▶ _SET PROBLEM_
Using the entries below, return word for word the lines from the one containing "Extract all readable text from this page." up to and including the last.
##### PROVIDED MATERIAL #####
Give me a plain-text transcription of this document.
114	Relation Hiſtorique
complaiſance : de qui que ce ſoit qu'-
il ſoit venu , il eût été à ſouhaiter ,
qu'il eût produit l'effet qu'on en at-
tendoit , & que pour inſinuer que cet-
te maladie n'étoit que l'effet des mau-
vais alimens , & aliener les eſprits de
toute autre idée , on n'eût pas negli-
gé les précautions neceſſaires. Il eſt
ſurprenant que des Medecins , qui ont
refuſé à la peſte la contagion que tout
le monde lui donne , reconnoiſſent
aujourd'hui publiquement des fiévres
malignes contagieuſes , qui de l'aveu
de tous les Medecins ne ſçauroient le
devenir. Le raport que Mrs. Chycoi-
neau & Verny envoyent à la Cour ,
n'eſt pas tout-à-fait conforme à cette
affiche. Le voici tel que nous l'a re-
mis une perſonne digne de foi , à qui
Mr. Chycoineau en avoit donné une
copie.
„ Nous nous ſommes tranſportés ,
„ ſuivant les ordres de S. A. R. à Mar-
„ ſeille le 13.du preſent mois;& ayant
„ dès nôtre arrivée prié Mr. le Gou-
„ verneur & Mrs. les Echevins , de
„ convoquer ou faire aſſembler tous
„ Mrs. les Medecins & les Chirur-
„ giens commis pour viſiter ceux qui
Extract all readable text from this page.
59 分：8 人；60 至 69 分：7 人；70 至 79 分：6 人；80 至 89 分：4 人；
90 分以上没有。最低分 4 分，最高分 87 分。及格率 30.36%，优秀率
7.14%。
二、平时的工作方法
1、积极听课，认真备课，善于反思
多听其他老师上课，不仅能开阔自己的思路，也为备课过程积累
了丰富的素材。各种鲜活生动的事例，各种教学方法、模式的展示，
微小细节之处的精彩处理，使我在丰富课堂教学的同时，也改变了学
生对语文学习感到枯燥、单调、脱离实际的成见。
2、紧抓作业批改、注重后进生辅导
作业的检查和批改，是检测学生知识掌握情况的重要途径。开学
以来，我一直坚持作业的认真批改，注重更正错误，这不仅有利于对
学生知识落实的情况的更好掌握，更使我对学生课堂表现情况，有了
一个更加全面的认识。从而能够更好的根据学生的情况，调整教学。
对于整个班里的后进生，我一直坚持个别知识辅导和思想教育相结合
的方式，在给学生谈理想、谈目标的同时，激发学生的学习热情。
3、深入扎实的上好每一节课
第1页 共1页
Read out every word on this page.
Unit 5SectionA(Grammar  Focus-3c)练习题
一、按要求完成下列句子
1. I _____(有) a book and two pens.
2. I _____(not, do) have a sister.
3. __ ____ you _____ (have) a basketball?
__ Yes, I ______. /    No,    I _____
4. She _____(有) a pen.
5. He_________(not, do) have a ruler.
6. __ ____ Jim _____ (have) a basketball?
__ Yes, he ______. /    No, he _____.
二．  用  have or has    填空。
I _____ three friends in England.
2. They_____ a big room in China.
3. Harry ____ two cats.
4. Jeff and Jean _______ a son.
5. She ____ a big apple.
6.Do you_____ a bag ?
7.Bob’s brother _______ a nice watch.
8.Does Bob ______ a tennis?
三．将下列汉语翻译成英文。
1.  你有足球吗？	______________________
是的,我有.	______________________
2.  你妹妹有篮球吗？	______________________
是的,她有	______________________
#####
▶ _TASK OUTPUT_
Extract all readable text from this page.
59 分：8 人；60 至 69 分：7 人；70 至 79 分：6 人；80 至 89 分：4 人；
90 分以上没有。最低分 4 分，最高分 87 分。及格率 30.36%，优秀率
7.14%。
二、平时的工作方法
1、积极听课，认真备课，善于反思
多听其他老师上课，不仅能开阔自己的思路，也为备课过程积累
了丰富的素材。各种鲜活生动的事例，各种教学方法、模式的展示，
微小细节之处的精彩处理，使我在丰富课堂教学的同时，也改变了学
生对语文学习感到枯燥、单调、脱离实际的成见。
2、紧抓作业批改、注重后进生辅导
作业的检查和批改，是检测学生知识掌握情况的重要途径。开学
以来，我一直坚持作业的认真批改，注重更正错误，这不仅有利于对
学生知识落实的情况的更好掌握，更使我对学生课堂表现情况，有了
一个更加全面的认识。从而能够更好的根据学生的情况，调整教学。
对于整个班里的后进生，我一直坚持个别知识辅导和思想教育相结合
的方式，在给学生谈理想、谈目标的同时，激发学生的学习热情。
3、深入扎实的上好每一节课
第1页 共1页
Read out every word on this page.
Unit 5SectionA(Grammar  Focus-3c)练习题
一、按要求完成下列句子
1. I _____(有) a book and two pens.
2. I _____(not, do) have a sister.
3. __ ____ you _____ (have) a basketball?
__ Yes, I ______. /    No,    I _____
4. She _____(有) a pen.
5. He_________(not, do) have a ruler.
6. __ ____ Jim _____ (have) a basketball?
__ Yes, he ______. /    No, he _____.
二．  用  have or has    填空。
I _____ three friends in England.
2. They_____ a big room in China.
3. Harry ____ two cats.
4. Jeff and Jean _______ a son.
5. She ____ a big apple.
6.Do you_____ a bag ?
7.Bob’s brother _______ a nice watch.
8.Does Bob ______ a tennis?
三．将下列汉语翻译成英文。
1.  你有足球吗？	______________________
是的,我有.	______________________
2.  你妹妹有篮球吗？	______________________
是的,她有	______________________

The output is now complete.